◆ WHAT NEEDS TO BE DONE
Find the string "review" and gather every line that holds it.

◆ Part of a data file
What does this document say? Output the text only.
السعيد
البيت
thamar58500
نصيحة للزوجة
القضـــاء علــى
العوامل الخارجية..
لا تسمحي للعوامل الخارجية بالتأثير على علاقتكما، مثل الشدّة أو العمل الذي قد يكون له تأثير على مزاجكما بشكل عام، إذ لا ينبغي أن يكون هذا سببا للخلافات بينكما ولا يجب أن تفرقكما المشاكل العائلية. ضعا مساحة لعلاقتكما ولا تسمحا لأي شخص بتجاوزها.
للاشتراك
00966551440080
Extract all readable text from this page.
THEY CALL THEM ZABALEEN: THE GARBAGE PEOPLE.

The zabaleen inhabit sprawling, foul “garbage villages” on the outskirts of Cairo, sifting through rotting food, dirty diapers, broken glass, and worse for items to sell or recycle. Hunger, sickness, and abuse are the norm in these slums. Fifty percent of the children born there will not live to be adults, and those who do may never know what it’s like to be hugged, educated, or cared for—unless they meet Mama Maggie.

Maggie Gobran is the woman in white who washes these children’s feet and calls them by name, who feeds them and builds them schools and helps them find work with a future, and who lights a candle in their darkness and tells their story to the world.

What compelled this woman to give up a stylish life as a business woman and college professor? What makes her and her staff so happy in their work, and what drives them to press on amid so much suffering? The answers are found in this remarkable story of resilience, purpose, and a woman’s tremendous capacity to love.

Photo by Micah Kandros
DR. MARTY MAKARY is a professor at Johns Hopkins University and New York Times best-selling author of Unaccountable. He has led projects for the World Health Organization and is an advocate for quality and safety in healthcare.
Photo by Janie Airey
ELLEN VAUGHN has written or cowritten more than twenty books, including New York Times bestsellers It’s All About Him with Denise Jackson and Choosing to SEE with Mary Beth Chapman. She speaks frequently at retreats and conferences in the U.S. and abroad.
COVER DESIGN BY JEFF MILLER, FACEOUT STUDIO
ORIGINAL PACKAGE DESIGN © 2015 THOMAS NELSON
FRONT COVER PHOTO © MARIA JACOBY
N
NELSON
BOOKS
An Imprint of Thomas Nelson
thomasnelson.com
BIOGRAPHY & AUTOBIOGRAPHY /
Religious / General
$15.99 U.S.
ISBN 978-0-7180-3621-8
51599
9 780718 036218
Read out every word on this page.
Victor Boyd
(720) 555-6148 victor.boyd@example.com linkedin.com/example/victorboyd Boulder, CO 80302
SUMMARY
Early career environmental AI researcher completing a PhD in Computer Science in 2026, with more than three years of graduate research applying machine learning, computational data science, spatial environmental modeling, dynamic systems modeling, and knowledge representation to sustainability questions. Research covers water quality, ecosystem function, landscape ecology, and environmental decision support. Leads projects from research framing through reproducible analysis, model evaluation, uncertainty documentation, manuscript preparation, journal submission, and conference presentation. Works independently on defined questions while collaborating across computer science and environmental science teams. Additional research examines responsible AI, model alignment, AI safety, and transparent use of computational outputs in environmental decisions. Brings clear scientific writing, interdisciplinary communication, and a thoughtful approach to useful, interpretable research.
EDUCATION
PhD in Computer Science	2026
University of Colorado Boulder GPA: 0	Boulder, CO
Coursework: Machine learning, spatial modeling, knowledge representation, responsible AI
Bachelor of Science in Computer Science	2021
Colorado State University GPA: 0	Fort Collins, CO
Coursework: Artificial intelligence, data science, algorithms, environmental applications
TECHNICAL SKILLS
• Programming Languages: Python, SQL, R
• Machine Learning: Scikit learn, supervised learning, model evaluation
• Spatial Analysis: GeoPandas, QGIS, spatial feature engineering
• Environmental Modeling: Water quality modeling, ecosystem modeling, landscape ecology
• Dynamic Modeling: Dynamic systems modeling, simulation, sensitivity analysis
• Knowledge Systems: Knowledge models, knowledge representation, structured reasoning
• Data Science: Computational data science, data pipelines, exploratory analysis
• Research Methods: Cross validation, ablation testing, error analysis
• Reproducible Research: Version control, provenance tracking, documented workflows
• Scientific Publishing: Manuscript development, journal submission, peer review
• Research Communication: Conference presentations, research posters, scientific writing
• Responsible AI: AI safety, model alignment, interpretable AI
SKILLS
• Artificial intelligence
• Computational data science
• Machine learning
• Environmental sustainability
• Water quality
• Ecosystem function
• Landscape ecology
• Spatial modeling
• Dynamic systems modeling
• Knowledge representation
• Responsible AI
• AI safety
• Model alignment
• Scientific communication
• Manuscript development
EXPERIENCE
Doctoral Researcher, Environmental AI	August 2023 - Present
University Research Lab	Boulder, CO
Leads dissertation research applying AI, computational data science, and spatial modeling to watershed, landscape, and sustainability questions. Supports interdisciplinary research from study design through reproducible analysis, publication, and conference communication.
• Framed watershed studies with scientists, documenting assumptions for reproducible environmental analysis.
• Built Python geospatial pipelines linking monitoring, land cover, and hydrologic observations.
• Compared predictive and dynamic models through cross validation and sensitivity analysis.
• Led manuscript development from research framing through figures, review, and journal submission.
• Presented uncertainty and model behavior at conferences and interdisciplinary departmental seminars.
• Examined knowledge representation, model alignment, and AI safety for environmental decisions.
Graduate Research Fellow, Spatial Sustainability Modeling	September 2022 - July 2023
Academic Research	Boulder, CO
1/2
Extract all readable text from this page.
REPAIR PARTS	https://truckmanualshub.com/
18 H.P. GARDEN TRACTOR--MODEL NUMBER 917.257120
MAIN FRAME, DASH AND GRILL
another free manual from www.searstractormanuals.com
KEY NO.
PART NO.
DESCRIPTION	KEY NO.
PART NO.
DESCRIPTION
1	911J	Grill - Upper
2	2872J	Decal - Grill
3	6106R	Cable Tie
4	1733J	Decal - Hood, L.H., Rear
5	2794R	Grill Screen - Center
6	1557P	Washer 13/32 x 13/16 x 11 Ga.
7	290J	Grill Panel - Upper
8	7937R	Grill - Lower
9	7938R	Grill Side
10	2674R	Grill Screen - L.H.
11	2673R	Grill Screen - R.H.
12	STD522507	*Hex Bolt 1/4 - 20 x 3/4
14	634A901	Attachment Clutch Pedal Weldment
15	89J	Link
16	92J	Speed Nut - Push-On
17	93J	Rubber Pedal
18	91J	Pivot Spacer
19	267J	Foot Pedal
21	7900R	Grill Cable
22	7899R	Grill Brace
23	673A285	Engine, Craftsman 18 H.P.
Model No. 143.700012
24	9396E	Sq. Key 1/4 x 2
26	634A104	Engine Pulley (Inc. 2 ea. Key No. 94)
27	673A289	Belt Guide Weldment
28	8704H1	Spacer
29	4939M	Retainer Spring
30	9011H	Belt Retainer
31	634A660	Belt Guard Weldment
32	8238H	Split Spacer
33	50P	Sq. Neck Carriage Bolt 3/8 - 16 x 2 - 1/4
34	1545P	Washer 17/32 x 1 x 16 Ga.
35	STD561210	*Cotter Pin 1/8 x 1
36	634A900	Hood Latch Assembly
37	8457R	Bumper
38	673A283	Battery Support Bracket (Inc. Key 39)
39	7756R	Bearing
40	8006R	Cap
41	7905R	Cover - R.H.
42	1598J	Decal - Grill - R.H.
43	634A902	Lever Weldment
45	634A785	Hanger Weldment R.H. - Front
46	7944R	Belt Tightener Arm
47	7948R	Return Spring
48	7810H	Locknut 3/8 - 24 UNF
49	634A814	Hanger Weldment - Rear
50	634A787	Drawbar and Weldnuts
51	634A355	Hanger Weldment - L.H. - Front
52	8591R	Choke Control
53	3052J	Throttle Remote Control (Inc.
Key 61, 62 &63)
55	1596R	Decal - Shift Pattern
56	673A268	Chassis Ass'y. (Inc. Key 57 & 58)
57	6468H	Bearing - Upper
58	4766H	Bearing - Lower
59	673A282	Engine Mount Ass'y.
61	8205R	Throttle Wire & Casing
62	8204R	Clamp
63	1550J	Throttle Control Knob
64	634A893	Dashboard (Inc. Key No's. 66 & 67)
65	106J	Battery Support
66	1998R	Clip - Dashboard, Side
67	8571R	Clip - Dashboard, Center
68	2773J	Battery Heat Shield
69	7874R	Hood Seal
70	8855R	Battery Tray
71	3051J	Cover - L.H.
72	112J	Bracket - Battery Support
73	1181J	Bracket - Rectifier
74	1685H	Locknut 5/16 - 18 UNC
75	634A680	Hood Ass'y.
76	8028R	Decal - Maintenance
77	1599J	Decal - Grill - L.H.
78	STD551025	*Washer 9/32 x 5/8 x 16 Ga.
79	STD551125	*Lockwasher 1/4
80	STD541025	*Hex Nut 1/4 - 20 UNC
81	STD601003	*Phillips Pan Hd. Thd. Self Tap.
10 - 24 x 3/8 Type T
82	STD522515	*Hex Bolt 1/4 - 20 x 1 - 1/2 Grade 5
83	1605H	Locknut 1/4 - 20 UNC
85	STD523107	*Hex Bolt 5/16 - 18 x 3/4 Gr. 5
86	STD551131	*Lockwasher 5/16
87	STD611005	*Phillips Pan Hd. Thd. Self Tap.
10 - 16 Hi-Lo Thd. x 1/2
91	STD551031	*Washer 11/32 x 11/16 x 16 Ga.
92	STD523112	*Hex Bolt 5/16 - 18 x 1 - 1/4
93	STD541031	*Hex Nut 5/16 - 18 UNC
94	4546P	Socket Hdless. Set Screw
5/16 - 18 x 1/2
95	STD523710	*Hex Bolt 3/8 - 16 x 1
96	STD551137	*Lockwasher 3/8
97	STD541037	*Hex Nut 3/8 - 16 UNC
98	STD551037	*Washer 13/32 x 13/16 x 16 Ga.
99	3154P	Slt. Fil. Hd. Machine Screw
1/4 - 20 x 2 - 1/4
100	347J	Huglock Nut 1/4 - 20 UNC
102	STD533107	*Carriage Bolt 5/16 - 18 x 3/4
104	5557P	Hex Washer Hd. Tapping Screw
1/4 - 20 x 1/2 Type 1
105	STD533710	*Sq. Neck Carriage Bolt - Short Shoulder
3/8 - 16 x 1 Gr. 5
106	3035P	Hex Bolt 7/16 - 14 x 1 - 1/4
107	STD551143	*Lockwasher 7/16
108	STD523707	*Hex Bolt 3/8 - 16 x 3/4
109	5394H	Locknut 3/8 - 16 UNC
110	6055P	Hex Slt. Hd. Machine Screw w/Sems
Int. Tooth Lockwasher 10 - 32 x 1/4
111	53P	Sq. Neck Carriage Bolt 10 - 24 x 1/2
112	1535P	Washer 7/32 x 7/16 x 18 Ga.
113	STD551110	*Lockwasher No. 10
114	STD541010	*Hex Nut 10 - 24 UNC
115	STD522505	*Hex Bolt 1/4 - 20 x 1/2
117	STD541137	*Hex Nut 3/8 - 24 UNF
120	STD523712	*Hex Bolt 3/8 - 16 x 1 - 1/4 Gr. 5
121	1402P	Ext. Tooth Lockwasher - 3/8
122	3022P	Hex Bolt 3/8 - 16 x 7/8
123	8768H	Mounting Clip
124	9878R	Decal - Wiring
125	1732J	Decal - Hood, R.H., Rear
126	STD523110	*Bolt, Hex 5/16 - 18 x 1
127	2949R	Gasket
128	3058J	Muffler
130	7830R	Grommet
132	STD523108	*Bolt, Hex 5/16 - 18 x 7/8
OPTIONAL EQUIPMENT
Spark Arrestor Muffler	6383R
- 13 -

◆ OUTPUT OF THE TASK
• Scientific Publishing: Manuscript development, journal submission, peer review
• Led manuscript development from research framing through figures, review, and journal submission.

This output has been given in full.